◆ EXERCISE INSTRUCTIONS: Transcribe all of the records word for word, but omit the pictures.

◆ MATERIALS PROVIDED:

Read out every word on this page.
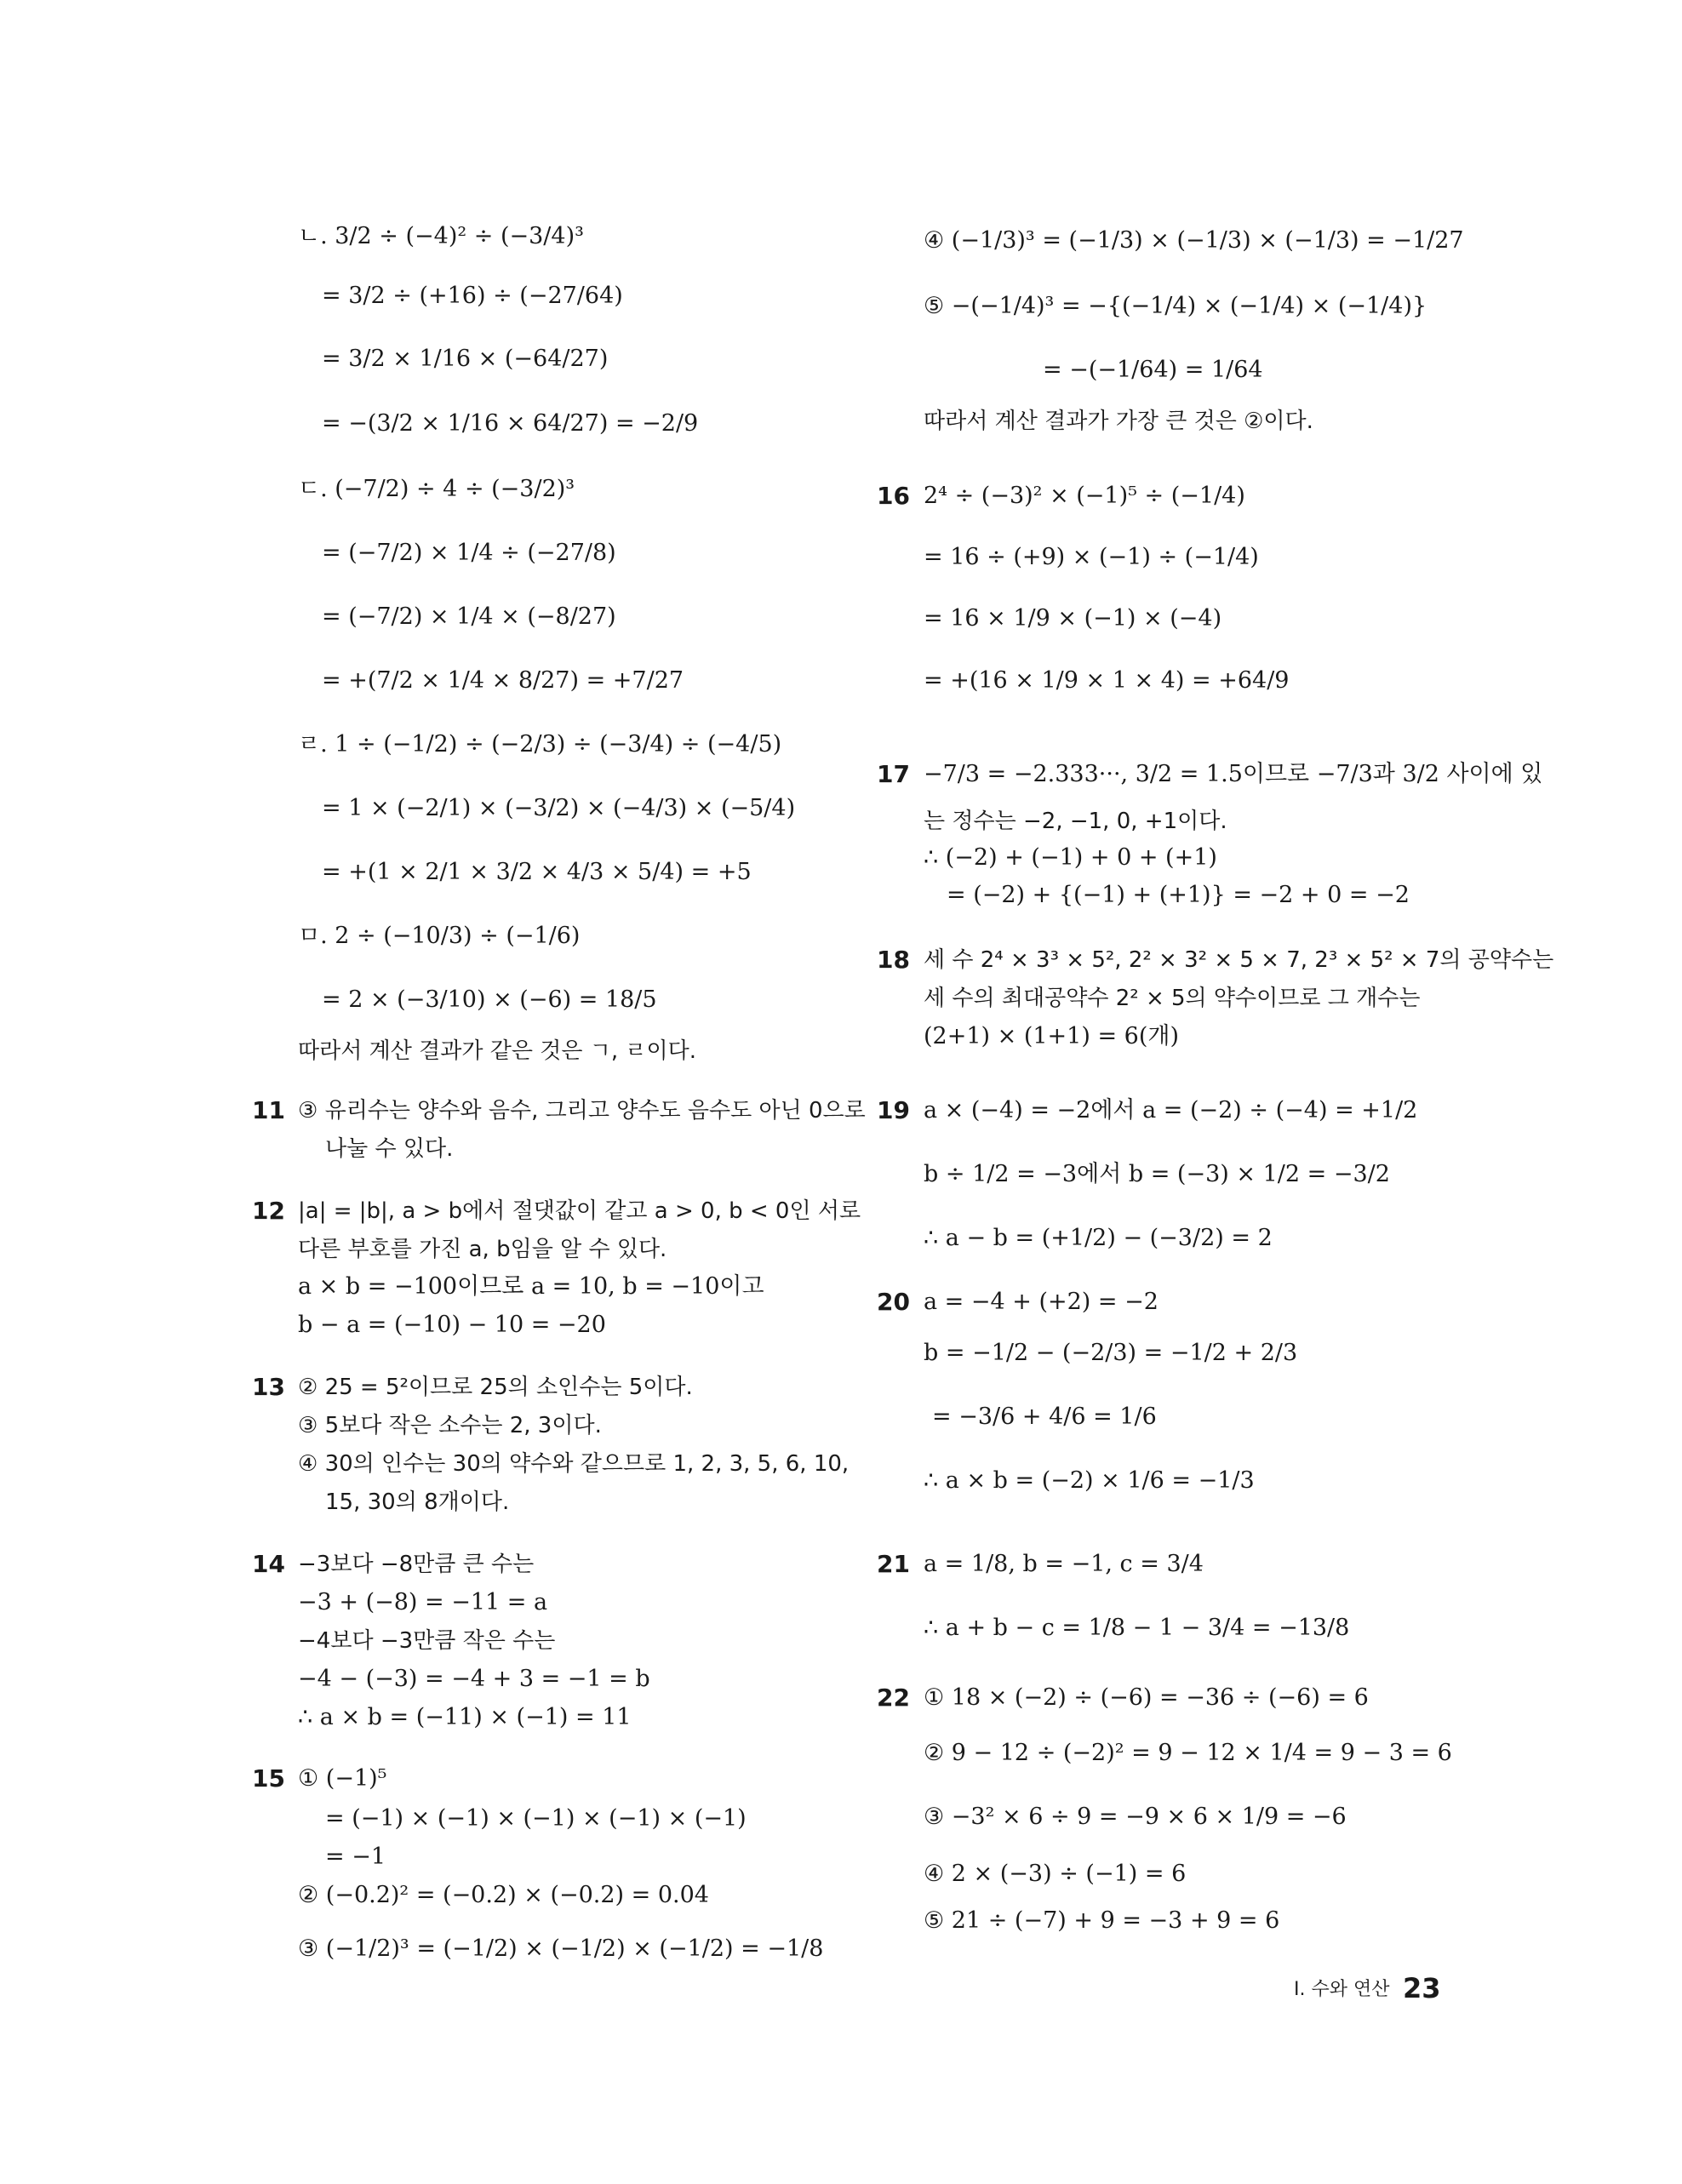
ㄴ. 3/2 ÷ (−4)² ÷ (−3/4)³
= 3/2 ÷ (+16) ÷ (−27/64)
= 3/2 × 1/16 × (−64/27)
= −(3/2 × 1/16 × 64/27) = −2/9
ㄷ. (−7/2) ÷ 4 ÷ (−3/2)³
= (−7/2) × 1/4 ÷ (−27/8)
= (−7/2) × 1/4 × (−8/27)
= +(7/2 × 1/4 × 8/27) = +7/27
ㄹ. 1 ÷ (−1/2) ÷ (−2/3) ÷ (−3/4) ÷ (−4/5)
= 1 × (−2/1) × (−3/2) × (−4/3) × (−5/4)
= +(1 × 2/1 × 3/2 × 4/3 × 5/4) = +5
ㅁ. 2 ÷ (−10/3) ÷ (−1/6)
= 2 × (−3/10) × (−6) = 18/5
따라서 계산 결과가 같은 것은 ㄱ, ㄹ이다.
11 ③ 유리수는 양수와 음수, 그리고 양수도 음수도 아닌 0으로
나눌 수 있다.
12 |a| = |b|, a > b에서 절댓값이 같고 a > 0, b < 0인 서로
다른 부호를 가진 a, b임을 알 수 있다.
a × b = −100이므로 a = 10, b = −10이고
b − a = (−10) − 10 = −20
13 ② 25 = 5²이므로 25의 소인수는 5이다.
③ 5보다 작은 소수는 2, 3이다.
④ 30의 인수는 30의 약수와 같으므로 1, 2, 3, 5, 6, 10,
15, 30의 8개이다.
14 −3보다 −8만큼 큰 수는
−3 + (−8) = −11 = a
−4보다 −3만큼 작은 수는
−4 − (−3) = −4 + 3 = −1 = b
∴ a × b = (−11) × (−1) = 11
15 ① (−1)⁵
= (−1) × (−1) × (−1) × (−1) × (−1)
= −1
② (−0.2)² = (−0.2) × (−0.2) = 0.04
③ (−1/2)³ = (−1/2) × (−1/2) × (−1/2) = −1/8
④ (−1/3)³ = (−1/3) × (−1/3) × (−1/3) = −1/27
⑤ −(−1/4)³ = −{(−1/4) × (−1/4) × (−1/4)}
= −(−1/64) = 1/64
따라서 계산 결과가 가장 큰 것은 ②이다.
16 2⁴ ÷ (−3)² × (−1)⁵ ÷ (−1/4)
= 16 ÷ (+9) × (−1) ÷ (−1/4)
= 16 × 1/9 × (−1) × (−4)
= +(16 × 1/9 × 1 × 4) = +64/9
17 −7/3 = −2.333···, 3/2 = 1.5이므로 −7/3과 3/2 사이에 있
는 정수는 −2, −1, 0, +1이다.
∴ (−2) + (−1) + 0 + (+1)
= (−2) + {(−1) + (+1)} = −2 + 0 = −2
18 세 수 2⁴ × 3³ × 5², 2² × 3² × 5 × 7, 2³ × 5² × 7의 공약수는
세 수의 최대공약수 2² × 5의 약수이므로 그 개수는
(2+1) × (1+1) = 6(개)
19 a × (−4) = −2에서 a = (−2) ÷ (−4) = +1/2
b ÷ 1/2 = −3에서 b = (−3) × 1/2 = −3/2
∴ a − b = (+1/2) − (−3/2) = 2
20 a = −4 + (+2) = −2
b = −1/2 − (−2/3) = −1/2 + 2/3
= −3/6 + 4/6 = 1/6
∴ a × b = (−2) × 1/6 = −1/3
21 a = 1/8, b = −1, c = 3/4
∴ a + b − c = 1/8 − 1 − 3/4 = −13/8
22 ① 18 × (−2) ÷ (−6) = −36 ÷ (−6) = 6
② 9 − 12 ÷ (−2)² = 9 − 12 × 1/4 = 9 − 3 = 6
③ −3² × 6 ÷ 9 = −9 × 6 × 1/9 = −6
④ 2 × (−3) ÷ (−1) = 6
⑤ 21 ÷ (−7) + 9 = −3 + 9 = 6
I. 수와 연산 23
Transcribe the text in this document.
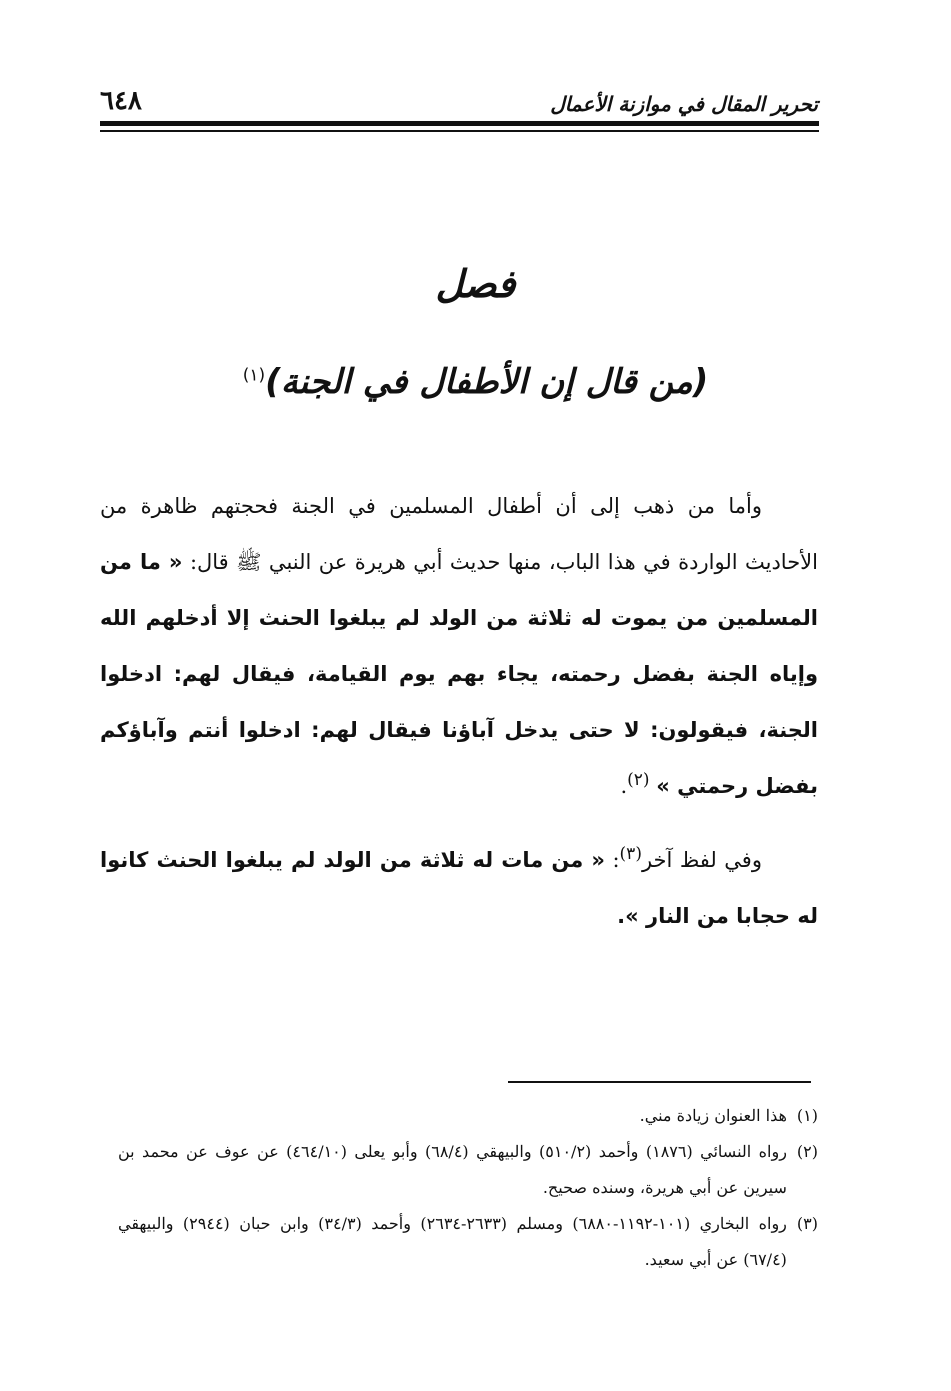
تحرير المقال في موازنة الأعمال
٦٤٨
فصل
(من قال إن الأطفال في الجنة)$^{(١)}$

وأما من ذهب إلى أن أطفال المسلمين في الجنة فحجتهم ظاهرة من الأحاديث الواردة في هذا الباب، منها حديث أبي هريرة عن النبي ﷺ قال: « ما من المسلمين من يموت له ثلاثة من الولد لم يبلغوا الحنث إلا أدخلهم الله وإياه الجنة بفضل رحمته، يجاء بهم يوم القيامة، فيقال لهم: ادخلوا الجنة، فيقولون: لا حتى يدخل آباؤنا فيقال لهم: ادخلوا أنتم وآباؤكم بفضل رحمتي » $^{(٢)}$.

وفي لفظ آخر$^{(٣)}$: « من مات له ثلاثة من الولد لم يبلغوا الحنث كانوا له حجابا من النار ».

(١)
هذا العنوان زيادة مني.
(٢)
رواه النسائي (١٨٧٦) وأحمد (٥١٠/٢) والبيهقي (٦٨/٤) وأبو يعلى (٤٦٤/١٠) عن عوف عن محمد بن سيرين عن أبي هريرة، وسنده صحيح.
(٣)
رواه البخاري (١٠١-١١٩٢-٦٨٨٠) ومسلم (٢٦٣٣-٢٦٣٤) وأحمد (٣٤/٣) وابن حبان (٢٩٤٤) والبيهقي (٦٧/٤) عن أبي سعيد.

◆ ANSWER TO THIS EXERCISE:
Read out every word on this page.
ㄴ. 3/2 ÷ (−4)² ÷ (−3/4)³
= 3/2 ÷ (+16) ÷ (−27/64)
= 3/2 × 1/16 × (−64/27)
= −(3/2 × 1/16 × 64/27) = −2/9
ㄷ. (−7/2) ÷ 4 ÷ (−3/2)³
= (−7/2) × 1/4 ÷ (−27/8)
= (−7/2) × 1/4 × (−8/27)
= +(7/2 × 1/4 × 8/27) = +7/27
ㄹ. 1 ÷ (−1/2) ÷ (−2/3) ÷ (−3/4) ÷ (−4/5)
= 1 × (−2/1) × (−3/2) × (−4/3) × (−5/4)
= +(1 × 2/1 × 3/2 × 4/3 × 5/4) = +5
ㅁ. 2 ÷ (−10/3) ÷ (−1/6)
= 2 × (−3/10) × (−6) = 18/5
따라서 계산 결과가 같은 것은 ㄱ, ㄹ이다.
11 ③ 유리수는 양수와 음수, 그리고 양수도 음수도 아닌 0으로
나눌 수 있다.
12 |a| = |b|, a > b에서 절댓값이 같고 a > 0, b < 0인 서로
다른 부호를 가진 a, b임을 알 수 있다.
a × b = −100이므로 a = 10, b = −10이고
b − a = (−10) − 10 = −20
13 ② 25 = 5²이므로 25의 소인수는 5이다.
③ 5보다 작은 소수는 2, 3이다.
④ 30의 인수는 30의 약수와 같으므로 1, 2, 3, 5, 6, 10,
15, 30의 8개이다.
14 −3보다 −8만큼 큰 수는
−3 + (−8) = −11 = a
−4보다 −3만큼 작은 수는
−4 − (−3) = −4 + 3 = −1 = b
∴ a × b = (−11) × (−1) = 11
15 ① (−1)⁵
= (−1) × (−1) × (−1) × (−1) × (−1)
= −1
② (−0.2)² = (−0.2) × (−0.2) = 0.04
③ (−1/2)³ = (−1/2) × (−1/2) × (−1/2) = −1/8
④ (−1/3)³ = (−1/3) × (−1/3) × (−1/3) = −1/27
⑤ −(−1/4)³ = −{(−1/4) × (−1/4) × (−1/4)}
= −(−1/64) = 1/64
따라서 계산 결과가 가장 큰 것은 ②이다.
16 2⁴ ÷ (−3)² × (−1)⁵ ÷ (−1/4)
= 16 ÷ (+9) × (−1) ÷ (−1/4)
= 16 × 1/9 × (−1) × (−4)
= +(16 × 1/9 × 1 × 4) = +64/9
17 −7/3 = −2.333···, 3/2 = 1.5이므로 −7/3과 3/2 사이에 있
는 정수는 −2, −1, 0, +1이다.
∴ (−2) + (−1) + 0 + (+1)
= (−2) + {(−1) + (+1)} = −2 + 0 = −2
18 세 수 2⁴ × 3³ × 5², 2² × 3² × 5 × 7, 2³ × 5² × 7의 공약수는
세 수의 최대공약수 2² × 5의 약수이므로 그 개수는
(2+1) × (1+1) = 6(개)
19 a × (−4) = −2에서 a = (−2) ÷ (−4) = +1/2
b ÷ 1/2 = −3에서 b = (−3) × 1/2 = −3/2
∴ a − b = (+1/2) − (−3/2) = 2
20 a = −4 + (+2) = −2
b = −1/2 − (−2/3) = −1/2 + 2/3
= −3/6 + 4/6 = 1/6
∴ a × b = (−2) × 1/6 = −1/3
21 a = 1/8, b = −1, c = 3/4
∴ a + b − c = 1/8 − 1 − 3/4 = −13/8
22 ① 18 × (−2) ÷ (−6) = −36 ÷ (−6) = 6
② 9 − 12 ÷ (−2)² = 9 − 12 × 1/4 = 9 − 3 = 6
③ −3² × 6 ÷ 9 = −9 × 6 × 1/9 = −6
④ 2 × (−3) ÷ (−1) = 6
⑤ 21 ÷ (−7) + 9 = −3 + 9 = 6
I. 수와 연산 23
Transcribe the text in this document.
تحرير المقال في موازنة الأعمال
٦٤٨
فصل
(من قال إن الأطفال في الجنة)$^{(١)}$

وأما من ذهب إلى أن أطفال المسلمين في الجنة فحجتهم ظاهرة من الأحاديث الواردة في هذا الباب، منها حديث أبي هريرة عن النبي ﷺ قال: « ما من المسلمين من يموت له ثلاثة من الولد لم يبلغوا الحنث إلا أدخلهم الله وإياه الجنة بفضل رحمته، يجاء بهم يوم القيامة، فيقال لهم: ادخلوا الجنة، فيقولون: لا حتى يدخل آباؤنا فيقال لهم: ادخلوا أنتم وآباؤكم بفضل رحمتي » $^{(٢)}$.

وفي لفظ آخر$^{(٣)}$: « من مات له ثلاثة من الولد لم يبلغوا الحنث كانوا له حجابا من النار ».

(١)
هذا العنوان زيادة مني.
(٢)
رواه النسائي (١٨٧٦) وأحمد (٥١٠/٢) والبيهقي (٦٨/٤) وأبو يعلى (٤٦٤/١٠) عن عوف عن محمد بن سيرين عن أبي هريرة، وسنده صحيح.
(٣)
رواه البخاري (١٠١-١١٩٢-٦٨٨٠) ومسلم (٢٦٣٣-٢٦٣٤) وأحمد (٣٤/٣) وابن حبان (٢٩٤٤) والبيهقي (٦٧/٤) عن أبي سعيد.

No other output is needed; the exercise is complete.